--- start of Listed entries ---

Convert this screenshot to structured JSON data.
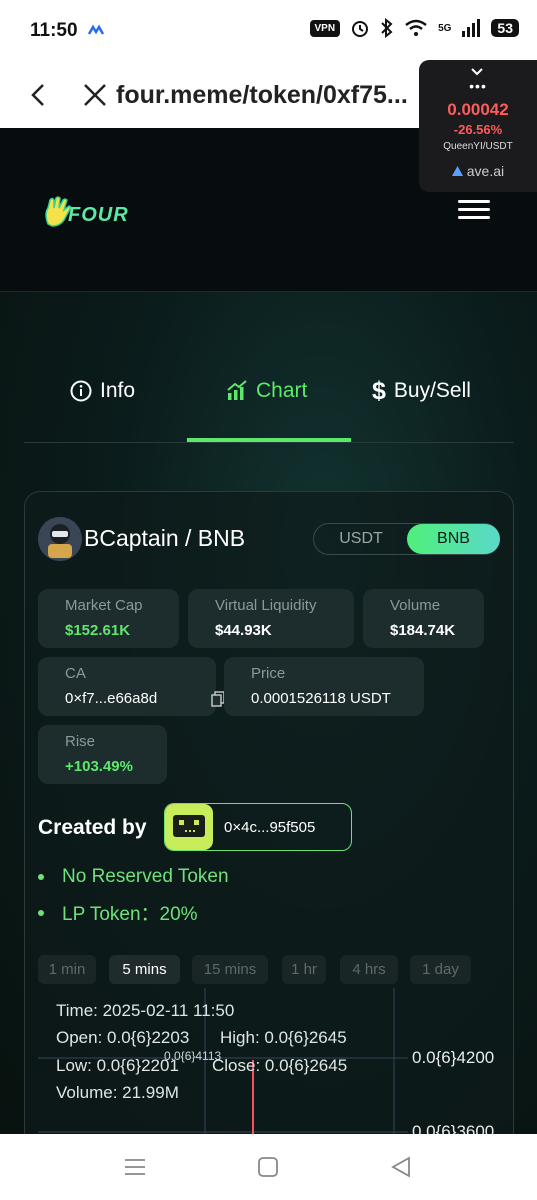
{
  "status_bar": {
    "time": "11:50",
    "vpn": "VPN",
    "network": "5G",
    "battery": "53"
  },
  "browser": {
    "url": "four.meme/token/0xf75..."
  },
  "widget": {
    "price": "0.00042",
    "change": "-26.56%",
    "pair": "QueenYI/USDT",
    "source": "ave.ai",
    "dots": "•••"
  },
  "header": {
    "logo_text": "FOUR"
  },
  "tabs": [
    {
      "label": "Info"
    },
    {
      "label": "Chart"
    },
    {
      "label": "Buy/Sell"
    }
  ],
  "token": {
    "pair_name": "BCaptain / BNB",
    "toggle": {
      "usdt": "USDT",
      "bnb": "BNB",
      "selected": "BNB"
    }
  },
  "stats": {
    "market_cap": {
      "label": "Market Cap",
      "value": "$152.61K"
    },
    "virtual_liquidity": {
      "label": "Virtual Liquidity",
      "value": "$44.93K"
    },
    "volume": {
      "label": "Volume",
      "value": "$184.74K"
    },
    "ca": {
      "label": "CA",
      "value": "0×f7...e66a8d"
    },
    "price": {
      "label": "Price",
      "value": "0.0001526118 USDT"
    },
    "rise": {
      "label": "Rise",
      "value": "+103.49%"
    }
  },
  "creator": {
    "label": "Created by",
    "address": "0×4c...95f505"
  },
  "features": [
    "No Reserved Token",
    "LP Token：20%"
  ],
  "timeframes": [
    {
      "label": "1 min"
    },
    {
      "label": "5 mins"
    },
    {
      "label": "15 mins"
    },
    {
      "label": "1 hr"
    },
    {
      "label": "4 hrs"
    },
    {
      "label": "1 day"
    }
  ],
  "selected_timeframe": "5 mins",
  "chart": {
    "time": "Time: 2025-02-11 11:50",
    "open": "Open: 0.0{6}2203",
    "high": "High: 0.0{6}2645",
    "low": "Low: 0.0{6}2201",
    "close": "Close: 0.0{6}2645",
    "volume": "Volume: 21.99M",
    "crosshair_label": "0.0{6}4113",
    "y_labels": [
      "0.0{6}4200",
      "0.0{6}3600"
    ]
  },
  "colors": {
    "accent": "#5ee86a",
    "negative": "#ff5b5b",
    "background": "#0a1114"
  }
}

--- end of Listed entries ---

- Aim -
Images must not appear in the copy; reproduce everything else in the records verbatim.

- Solution below -
Convert this screenshot to structured JSON data.
{
  "status_bar": {
    "time": "11:50",
    "vpn": "VPN",
    "network": "5G",
    "battery": "53"
  },
  "browser": {
    "url": "four.meme/token/0xf75..."
  },
  "widget": {
    "price": "0.00042",
    "change": "-26.56%",
    "pair": "QueenYI/USDT",
    "source": "ave.ai",
    "dots": "•••"
  },
  "header": {
    "logo_text": "FOUR"
  },
  "tabs": [
    {
      "label": "Info"
    },
    {
      "label": "Chart"
    },
    {
      "label": "Buy/Sell"
    }
  ],
  "token": {
    "pair_name": "BCaptain / BNB",
    "toggle": {
      "usdt": "USDT",
      "bnb": "BNB",
      "selected": "BNB"
    }
  },
  "stats": {
    "market_cap": {
      "label": "Market Cap",
      "value": "$152.61K"
    },
    "virtual_liquidity": {
      "label": "Virtual Liquidity",
      "value": "$44.93K"
    },
    "volume": {
      "label": "Volume",
      "value": "$184.74K"
    },
    "ca": {
      "label": "CA",
      "value": "0×f7...e66a8d"
    },
    "price": {
      "label": "Price",
      "value": "0.0001526118 USDT"
    },
    "rise": {
      "label": "Rise",
      "value": "+103.49%"
    }
  },
  "creator": {
    "label": "Created by",
    "address": "0×4c...95f505"
  },
  "features": [
    "No Reserved Token",
    "LP Token：20%"
  ],
  "timeframes": [
    {
      "label": "1 min"
    },
    {
      "label": "5 mins"
    },
    {
      "label": "15 mins"
    },
    {
      "label": "1 hr"
    },
    {
      "label": "4 hrs"
    },
    {
      "label": "1 day"
    }
  ],
  "selected_timeframe": "5 mins",
  "chart": {
    "time": "Time: 2025-02-11 11:50",
    "open": "Open: 0.0{6}2203",
    "high": "High: 0.0{6}2645",
    "low": "Low: 0.0{6}2201",
    "close": "Close: 0.0{6}2645",
    "volume": "Volume: 21.99M",
    "crosshair_label": "0.0{6}4113",
    "y_labels": [
      "0.0{6}4200",
      "0.0{6}3600"
    ]
  },
  "colors": {
    "accent": "#5ee86a",
    "negative": "#ff5b5b",
    "background": "#0a1114"
  }
}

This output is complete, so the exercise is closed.